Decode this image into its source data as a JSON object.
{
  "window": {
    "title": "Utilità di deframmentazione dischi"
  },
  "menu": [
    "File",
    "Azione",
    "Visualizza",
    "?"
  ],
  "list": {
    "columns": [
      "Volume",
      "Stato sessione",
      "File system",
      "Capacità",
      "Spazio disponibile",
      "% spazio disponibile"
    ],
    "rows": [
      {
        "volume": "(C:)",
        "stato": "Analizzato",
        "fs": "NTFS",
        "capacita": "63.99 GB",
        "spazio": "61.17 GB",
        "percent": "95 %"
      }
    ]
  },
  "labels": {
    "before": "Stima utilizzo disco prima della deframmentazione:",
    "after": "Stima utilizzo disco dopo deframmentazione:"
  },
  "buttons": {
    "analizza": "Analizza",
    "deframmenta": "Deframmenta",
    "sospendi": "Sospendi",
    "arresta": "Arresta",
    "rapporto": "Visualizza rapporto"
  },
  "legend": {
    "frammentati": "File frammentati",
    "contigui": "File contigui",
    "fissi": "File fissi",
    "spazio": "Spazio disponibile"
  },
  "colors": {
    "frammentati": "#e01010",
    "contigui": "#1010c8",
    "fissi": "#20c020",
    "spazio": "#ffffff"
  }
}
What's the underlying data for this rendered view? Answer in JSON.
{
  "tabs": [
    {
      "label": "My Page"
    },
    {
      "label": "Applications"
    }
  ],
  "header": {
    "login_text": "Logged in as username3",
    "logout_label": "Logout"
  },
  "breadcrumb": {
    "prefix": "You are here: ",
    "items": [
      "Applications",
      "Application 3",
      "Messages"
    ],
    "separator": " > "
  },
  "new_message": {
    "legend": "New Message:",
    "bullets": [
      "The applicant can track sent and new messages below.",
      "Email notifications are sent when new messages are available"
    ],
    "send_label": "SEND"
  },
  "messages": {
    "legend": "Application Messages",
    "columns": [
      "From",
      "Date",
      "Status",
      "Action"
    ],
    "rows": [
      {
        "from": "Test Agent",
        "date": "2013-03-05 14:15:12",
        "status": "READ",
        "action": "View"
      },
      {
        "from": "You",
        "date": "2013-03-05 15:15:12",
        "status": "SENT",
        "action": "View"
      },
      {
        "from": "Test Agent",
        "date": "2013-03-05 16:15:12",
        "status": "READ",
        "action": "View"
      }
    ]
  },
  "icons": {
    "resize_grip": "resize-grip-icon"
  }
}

PROBLEM REQUIREMENTS: Restate all of the entries exactly, please.

TASK SOLUTION:
Decode this image into its source data as a JSON object.
{
  "window": {
    "title": "Utilità di deframmentazione dischi"
  },
  "menu": [
    "File",
    "Azione",
    "Visualizza",
    "?"
  ],
  "list": {
    "columns": [
      "Volume",
      "Stato sessione",
      "File system",
      "Capacità",
      "Spazio disponibile",
      "% spazio disponibile"
    ],
    "rows": [
      {
        "volume": "(C:)",
        "stato": "Analizzato",
        "fs": "NTFS",
        "capacita": "63.99 GB",
        "spazio": "61.17 GB",
        "percent": "95 %"
      }
    ]
  },
  "labels": {
    "before": "Stima utilizzo disco prima della deframmentazione:",
    "after": "Stima utilizzo disco dopo deframmentazione:"
  },
  "buttons": {
    "analizza": "Analizza",
    "deframmenta": "Deframmenta",
    "sospendi": "Sospendi",
    "arresta": "Arresta",
    "rapporto": "Visualizza rapporto"
  },
  "legend": {
    "frammentati": "File frammentati",
    "contigui": "File contigui",
    "fissi": "File fissi",
    "spazio": "Spazio disponibile"
  },
  "colors": {
    "frammentati": "#e01010",
    "contigui": "#1010c8",
    "fissi": "#20c020",
    "spazio": "#ffffff"
  }
}
What's the underlying data for this rendered view? Answer in JSON.
{
  "tabs": [
    {
      "label": "My Page"
    },
    {
      "label": "Applications"
    }
  ],
  "header": {
    "login_text": "Logged in as username3",
    "logout_label": "Logout"
  },
  "breadcrumb": {
    "prefix": "You are here: ",
    "items": [
      "Applications",
      "Application 3",
      "Messages"
    ],
    "separator": " > "
  },
  "new_message": {
    "legend": "New Message:",
    "bullets": [
      "The applicant can track sent and new messages below.",
      "Email notifications are sent when new messages are available"
    ],
    "send_label": "SEND"
  },
  "messages": {
    "legend": "Application Messages",
    "columns": [
      "From",
      "Date",
      "Status",
      "Action"
    ],
    "rows": [
      {
        "from": "Test Agent",
        "date": "2013-03-05 14:15:12",
        "status": "READ",
        "action": "View"
      },
      {
        "from": "You",
        "date": "2013-03-05 15:15:12",
        "status": "SENT",
        "action": "View"
      },
      {
        "from": "Test Agent",
        "date": "2013-03-05 16:15:12",
        "status": "READ",
        "action": "View"
      }
    ]
  },
  "icons": {
    "resize_grip": "resize-grip-icon"
  }
}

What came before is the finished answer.